Locate all lines with the word "this" and copy them out.

(Dataset items)

========================================

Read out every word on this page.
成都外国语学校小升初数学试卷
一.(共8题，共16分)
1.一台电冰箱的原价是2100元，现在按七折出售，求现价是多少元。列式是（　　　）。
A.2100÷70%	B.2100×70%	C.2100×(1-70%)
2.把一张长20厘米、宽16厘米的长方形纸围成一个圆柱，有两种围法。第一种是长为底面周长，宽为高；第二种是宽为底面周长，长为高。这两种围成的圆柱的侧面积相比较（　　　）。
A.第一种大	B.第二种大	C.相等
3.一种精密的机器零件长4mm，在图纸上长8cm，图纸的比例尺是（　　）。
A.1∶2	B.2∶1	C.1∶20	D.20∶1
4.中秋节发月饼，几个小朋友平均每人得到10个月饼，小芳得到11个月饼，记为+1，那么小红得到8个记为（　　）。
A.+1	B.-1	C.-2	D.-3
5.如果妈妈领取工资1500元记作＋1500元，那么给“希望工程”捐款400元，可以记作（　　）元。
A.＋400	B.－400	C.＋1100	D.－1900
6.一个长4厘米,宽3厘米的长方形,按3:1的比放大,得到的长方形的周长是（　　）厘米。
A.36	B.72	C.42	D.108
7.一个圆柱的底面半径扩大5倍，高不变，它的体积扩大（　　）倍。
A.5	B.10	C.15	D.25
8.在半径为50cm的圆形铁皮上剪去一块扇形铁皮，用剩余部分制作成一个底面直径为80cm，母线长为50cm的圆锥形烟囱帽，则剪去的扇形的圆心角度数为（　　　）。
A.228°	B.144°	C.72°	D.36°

========================================

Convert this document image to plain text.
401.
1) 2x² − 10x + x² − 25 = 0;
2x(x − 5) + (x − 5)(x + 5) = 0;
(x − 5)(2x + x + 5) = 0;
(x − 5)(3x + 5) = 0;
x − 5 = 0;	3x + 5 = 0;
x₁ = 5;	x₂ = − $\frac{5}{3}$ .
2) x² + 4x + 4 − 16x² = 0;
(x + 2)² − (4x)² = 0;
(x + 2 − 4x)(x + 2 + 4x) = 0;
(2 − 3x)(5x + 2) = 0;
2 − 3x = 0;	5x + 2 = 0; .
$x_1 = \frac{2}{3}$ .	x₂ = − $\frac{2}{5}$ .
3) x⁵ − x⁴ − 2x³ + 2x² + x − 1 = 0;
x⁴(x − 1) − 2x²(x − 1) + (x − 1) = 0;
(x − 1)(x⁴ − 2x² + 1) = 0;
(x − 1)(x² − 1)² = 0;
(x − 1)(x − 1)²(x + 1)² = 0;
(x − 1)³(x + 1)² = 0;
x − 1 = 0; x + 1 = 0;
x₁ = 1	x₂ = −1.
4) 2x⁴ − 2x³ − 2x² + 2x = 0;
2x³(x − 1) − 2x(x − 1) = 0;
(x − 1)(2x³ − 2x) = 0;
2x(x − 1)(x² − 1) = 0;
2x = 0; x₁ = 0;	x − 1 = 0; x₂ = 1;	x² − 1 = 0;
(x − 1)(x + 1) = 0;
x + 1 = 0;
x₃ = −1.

========================================

*Result*:
Read out every word on this page.
Convert this document image to plain text.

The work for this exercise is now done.